Exercise set.
1) In the editorial on the J-1 doctor program, how many years must participants work in a disadvantaged area in exchange for their special visa?
2) Continue the editorial on the J-1 doctor program from its final sentence.

Given text Start Marker

Las Vegas Sun

April 26, 2024

Editorial: Program needs investigating

Many medical clinics in rural or low-income urban areas of Nevada are served for 40 hours a week by a foreign doctor enrolled in a federal immigration program.

At least this is how it looks on paper.

An investigation by Las Vegas Sun reporter Marshall Allen, however, revealed allegations by many foreign doctors that they are often diverted to hospitals, vastly reducing the time they spend at clinics.

The reason why this could happen is clear: Foreign doctors generally work for local sponsoring doctors, who stand to profit more from their employees' time spent in hospitals than from their time spent with poor people.

The federal program is a theoretical win-win. Only top graduates of foreign medical schools qualify to serve their resident training in the United States. Following their training, program participants stay here on a special visa in exchange for working three years in a disadvantaged area. After that, they become eligible to apply for U.S. citizenship.

Participants are called J-1 doctors, after the type of visa they need, which requires them to have a sponsor. For many, the sponsor is a doctor whose practice includes ownership of a clinic.

That doctor becomes their employer and has power over their futures - if he fires them, they lose more than their job. They lose their sponsor, without which they cannot fulfill their dream of living here permanently.

Allen interviewed 25 former or current J-1 doctors. The most common form of abuse alleged involves assigning the foreign doctors to work more hours in hospitals than in clinics.

Given text End Marker
Listed records Start Marker

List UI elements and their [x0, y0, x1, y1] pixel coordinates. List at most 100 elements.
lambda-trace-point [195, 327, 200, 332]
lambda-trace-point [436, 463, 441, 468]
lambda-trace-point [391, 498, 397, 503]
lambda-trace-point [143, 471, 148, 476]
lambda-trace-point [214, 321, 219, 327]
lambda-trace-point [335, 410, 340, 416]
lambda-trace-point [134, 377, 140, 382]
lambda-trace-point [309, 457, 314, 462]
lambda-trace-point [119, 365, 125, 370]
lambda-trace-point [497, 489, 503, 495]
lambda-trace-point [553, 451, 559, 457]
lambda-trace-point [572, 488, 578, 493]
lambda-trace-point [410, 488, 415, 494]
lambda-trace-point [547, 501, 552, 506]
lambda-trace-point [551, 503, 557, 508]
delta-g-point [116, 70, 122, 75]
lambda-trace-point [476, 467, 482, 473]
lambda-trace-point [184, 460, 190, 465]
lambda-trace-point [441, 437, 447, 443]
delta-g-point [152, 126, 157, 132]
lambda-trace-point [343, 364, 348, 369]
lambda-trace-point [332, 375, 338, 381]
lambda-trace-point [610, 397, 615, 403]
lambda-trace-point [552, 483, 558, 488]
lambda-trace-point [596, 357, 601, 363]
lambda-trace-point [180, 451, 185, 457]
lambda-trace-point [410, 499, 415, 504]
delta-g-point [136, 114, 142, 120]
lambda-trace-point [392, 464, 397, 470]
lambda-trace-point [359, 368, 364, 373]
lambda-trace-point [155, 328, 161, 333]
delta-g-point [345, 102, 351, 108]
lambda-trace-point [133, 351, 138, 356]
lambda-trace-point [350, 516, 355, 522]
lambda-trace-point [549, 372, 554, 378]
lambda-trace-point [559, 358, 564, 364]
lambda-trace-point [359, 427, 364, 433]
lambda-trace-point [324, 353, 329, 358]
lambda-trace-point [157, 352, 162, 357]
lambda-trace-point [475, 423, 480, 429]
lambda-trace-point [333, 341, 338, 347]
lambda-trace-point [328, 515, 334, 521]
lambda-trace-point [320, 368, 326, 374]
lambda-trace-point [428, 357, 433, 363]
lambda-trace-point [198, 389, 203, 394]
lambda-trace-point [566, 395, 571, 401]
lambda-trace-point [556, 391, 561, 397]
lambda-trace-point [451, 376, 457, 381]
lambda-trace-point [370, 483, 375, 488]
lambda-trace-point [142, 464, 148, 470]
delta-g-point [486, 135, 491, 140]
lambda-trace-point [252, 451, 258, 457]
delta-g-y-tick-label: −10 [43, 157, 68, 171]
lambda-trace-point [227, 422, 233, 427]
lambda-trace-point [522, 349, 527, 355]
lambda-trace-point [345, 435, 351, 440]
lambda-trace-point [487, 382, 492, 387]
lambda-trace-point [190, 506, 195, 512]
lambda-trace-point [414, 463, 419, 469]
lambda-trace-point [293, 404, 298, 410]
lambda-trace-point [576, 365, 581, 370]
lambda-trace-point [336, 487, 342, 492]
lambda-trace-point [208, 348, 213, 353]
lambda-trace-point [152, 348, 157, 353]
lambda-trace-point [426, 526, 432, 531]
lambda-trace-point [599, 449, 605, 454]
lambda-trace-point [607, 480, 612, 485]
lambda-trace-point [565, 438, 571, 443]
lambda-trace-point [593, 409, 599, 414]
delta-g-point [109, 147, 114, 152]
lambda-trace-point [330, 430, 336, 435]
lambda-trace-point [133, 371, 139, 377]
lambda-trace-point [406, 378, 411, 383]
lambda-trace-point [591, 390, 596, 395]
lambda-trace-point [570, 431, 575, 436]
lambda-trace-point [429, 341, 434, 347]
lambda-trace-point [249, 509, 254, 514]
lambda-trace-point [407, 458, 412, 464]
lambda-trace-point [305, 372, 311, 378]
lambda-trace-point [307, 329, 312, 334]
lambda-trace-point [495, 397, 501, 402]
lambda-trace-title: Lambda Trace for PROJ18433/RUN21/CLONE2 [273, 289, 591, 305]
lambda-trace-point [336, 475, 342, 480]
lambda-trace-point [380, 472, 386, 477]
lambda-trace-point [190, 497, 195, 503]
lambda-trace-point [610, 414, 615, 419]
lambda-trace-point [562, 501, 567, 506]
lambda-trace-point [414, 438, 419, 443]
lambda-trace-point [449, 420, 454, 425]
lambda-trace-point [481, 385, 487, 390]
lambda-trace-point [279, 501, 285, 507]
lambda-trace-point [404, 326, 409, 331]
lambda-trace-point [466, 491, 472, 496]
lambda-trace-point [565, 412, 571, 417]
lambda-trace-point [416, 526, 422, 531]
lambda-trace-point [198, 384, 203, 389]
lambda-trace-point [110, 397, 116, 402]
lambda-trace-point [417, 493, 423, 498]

Listed records End Marker

Written answers.
1) Three years.

2)
One Southern Nevada clinic cited by Allen is staffed by a J-1 doctor just one afternoon a week. The rest of the doctor's time is spent making hospital rounds.

Other complaints made by J-1 doctors, recounted in Sun stories published on Sunday and Tuesday, included having to go months without pay, losing out on promised bonuses and being required to work more than 80 hours a week. Fearing the loss of their sponsorship, they hesitate to complain.

Allen found that neither the federal government nor Nevada provides active oversight of the J-1 program. Employers of J-1 doctors are required to submit periodic statements to the state that all of the program's rules are being followed. That's it.

Assemblywoman Sheila Leslie, D-Reno, said her Health and Human Services Committee will take up the allegations at a meeting this month. And Assembly Speaker Barbara Buckley said, "The state should step in and do a thorough examination ."

We agree. If the allegations are true, as they appear to be, then the program is a lose-lose - for the foreign doctors, and for all the people entitled to their full-time services.